**What you will do**. Please report every line in the records below that contains the string "after", copying each such line in full.

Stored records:
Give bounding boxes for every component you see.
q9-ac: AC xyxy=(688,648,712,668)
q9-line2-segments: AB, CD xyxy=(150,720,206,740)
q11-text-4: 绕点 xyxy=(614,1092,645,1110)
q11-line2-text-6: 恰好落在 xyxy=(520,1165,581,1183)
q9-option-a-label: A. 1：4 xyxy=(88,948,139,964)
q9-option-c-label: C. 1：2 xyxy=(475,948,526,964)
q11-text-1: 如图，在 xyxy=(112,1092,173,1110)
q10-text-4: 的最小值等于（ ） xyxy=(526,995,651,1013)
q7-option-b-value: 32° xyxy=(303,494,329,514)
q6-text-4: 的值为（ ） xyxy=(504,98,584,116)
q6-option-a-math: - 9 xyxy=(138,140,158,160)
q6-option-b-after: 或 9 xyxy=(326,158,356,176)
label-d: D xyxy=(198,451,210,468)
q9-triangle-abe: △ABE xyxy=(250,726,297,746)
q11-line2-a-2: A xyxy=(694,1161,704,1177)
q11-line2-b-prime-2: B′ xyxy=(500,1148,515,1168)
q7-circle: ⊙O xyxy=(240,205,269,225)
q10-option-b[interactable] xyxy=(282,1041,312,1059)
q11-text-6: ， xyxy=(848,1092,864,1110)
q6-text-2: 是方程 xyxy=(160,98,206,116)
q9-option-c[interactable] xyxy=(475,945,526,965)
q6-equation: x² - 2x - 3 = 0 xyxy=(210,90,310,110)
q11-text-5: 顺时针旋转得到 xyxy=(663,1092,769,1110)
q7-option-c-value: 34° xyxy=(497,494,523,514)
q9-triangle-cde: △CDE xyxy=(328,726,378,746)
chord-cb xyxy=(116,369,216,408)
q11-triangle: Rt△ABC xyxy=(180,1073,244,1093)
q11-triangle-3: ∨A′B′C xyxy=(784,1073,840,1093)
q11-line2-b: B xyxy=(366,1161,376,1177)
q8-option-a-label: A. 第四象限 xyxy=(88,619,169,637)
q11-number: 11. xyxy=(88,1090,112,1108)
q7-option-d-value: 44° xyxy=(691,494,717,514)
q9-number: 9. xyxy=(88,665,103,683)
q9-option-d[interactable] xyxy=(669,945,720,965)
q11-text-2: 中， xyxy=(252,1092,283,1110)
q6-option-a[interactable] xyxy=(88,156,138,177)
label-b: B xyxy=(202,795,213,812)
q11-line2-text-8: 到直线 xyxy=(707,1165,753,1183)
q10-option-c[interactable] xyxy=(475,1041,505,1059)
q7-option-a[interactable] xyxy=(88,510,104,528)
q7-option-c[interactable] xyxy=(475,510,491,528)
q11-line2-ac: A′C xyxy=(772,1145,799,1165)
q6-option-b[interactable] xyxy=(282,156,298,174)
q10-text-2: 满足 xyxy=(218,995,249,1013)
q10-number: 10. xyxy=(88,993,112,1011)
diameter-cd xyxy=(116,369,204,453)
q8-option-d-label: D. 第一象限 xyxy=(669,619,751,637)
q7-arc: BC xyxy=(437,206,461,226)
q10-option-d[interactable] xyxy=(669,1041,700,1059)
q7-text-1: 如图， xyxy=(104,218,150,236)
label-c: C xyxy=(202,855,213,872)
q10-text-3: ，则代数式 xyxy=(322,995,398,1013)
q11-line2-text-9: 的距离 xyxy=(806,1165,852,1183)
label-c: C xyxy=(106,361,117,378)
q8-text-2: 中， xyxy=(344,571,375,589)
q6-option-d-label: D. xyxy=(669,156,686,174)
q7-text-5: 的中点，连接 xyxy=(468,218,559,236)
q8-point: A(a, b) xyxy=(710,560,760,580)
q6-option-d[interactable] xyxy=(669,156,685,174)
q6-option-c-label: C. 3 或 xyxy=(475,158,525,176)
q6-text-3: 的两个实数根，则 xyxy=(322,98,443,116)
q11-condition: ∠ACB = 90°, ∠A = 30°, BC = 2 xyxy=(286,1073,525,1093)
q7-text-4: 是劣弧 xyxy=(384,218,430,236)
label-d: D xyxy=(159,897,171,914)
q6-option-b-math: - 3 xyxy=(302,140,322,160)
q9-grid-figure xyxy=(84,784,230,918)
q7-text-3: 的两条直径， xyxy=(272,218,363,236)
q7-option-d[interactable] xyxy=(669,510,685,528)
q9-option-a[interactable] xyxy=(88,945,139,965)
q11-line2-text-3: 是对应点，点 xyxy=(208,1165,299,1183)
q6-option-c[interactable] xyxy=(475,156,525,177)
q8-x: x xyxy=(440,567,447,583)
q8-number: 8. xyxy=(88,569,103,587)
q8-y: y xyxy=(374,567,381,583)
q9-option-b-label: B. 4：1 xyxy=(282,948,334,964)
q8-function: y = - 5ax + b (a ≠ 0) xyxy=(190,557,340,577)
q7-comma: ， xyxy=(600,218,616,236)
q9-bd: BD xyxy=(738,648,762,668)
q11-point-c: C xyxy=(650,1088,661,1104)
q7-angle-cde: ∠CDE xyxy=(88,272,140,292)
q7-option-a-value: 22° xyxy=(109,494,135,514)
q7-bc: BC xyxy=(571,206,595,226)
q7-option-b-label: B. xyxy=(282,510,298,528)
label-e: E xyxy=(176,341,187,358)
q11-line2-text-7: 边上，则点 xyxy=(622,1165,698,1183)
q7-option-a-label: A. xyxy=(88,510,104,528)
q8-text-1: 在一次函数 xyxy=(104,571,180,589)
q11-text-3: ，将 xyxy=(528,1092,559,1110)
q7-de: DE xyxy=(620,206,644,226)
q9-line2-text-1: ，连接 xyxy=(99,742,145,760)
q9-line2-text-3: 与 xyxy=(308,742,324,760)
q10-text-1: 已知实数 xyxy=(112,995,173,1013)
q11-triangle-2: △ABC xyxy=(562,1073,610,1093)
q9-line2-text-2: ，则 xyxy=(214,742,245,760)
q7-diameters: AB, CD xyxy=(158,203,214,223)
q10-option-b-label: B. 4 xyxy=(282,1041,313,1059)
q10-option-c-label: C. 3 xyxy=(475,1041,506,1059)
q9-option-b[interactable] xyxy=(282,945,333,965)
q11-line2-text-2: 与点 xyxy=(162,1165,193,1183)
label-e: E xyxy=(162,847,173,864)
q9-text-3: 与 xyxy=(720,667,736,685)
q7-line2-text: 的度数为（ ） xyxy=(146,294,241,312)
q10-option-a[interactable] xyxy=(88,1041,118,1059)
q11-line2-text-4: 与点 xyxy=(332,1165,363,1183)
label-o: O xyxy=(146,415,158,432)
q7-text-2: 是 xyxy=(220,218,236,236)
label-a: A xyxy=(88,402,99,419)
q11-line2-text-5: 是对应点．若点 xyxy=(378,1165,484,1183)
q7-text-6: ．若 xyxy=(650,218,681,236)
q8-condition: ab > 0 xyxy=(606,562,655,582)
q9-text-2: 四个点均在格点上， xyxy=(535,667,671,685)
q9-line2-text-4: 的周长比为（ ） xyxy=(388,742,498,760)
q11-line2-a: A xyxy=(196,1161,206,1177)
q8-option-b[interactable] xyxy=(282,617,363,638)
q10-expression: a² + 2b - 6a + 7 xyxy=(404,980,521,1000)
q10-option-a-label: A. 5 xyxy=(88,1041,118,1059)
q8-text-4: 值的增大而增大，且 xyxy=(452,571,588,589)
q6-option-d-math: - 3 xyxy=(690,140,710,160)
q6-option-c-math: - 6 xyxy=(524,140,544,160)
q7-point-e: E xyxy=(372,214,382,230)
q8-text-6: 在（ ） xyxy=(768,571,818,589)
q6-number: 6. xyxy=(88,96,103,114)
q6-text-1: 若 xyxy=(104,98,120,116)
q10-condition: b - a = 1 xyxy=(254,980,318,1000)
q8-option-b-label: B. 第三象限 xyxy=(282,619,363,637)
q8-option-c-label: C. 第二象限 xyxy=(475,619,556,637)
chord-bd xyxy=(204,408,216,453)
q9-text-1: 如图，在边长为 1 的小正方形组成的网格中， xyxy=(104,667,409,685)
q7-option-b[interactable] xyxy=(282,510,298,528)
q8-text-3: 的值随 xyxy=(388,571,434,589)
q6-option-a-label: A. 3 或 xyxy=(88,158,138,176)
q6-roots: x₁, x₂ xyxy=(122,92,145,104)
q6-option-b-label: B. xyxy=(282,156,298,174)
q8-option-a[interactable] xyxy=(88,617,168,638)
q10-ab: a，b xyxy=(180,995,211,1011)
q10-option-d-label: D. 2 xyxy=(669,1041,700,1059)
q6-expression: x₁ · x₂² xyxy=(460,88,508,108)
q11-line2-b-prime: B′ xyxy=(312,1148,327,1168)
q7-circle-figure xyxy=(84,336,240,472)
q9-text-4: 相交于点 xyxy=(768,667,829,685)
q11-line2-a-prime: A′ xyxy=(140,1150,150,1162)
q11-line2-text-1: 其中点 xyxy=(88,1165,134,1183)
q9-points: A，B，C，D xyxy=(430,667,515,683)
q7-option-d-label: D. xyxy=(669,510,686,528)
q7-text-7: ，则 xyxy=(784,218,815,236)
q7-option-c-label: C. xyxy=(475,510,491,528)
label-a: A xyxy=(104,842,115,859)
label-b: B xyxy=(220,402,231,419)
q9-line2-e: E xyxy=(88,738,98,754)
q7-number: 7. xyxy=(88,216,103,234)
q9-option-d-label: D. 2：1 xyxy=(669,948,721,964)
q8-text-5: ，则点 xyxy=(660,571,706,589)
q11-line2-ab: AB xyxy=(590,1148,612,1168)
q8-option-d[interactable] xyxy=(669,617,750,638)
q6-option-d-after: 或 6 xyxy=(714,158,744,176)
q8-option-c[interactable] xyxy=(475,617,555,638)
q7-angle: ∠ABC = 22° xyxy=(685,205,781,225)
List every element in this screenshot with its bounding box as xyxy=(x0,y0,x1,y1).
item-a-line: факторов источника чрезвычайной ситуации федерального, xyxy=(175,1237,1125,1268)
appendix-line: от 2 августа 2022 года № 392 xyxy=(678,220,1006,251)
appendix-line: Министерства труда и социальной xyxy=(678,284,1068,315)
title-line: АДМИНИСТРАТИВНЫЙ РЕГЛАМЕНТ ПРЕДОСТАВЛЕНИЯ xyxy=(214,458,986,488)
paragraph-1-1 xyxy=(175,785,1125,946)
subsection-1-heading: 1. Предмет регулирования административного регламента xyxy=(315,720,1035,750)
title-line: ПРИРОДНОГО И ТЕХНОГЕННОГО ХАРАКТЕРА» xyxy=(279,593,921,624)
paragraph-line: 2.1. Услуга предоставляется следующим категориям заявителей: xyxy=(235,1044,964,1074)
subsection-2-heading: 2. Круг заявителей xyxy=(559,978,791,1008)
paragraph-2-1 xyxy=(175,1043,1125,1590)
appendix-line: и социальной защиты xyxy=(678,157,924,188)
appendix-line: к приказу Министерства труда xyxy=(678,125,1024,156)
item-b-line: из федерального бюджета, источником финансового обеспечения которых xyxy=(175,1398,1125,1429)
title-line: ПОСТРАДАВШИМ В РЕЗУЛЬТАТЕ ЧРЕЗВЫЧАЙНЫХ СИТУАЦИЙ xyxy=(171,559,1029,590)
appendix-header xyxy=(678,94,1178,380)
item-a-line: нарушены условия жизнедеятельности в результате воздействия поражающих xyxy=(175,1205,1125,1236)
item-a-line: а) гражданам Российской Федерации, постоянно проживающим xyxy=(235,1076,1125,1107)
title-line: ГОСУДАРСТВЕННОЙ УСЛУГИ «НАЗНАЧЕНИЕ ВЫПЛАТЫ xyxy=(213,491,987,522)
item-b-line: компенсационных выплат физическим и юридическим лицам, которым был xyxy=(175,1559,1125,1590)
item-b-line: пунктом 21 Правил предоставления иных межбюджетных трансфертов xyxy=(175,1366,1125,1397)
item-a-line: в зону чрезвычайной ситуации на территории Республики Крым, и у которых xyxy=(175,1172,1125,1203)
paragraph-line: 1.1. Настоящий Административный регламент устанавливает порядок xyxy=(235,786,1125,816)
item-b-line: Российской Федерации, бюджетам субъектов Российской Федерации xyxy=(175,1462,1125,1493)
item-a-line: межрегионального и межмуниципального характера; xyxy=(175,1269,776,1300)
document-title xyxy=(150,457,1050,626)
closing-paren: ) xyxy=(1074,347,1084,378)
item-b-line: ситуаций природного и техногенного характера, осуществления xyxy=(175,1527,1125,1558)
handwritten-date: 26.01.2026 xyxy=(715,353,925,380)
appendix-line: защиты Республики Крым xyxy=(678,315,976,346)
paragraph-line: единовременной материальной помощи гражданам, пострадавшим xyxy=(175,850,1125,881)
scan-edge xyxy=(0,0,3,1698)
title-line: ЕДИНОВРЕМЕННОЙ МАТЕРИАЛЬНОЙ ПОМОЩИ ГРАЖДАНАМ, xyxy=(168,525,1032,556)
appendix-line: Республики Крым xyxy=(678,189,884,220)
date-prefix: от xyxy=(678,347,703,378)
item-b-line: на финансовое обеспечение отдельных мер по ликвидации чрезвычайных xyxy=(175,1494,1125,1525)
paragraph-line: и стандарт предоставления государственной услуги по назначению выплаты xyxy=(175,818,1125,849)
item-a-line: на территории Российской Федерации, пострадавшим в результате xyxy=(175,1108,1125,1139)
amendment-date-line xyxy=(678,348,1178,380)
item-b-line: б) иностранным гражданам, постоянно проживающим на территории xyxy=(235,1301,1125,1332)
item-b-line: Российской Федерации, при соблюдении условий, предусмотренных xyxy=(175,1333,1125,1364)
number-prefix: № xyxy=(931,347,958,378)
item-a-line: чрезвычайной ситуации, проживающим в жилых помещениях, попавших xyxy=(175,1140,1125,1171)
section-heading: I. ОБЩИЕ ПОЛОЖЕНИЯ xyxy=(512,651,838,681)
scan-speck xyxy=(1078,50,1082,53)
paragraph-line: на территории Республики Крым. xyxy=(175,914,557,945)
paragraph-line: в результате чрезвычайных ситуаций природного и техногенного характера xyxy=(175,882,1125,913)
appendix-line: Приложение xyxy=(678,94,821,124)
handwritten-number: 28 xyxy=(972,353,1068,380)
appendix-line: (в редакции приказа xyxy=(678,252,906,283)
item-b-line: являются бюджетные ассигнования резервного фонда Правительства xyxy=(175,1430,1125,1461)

**Solution to this problem**.
q6-option-b-after: 或 9 xyxy=(326,158,356,176)
q6-option-d-after: 或 6 xyxy=(714,158,744,176)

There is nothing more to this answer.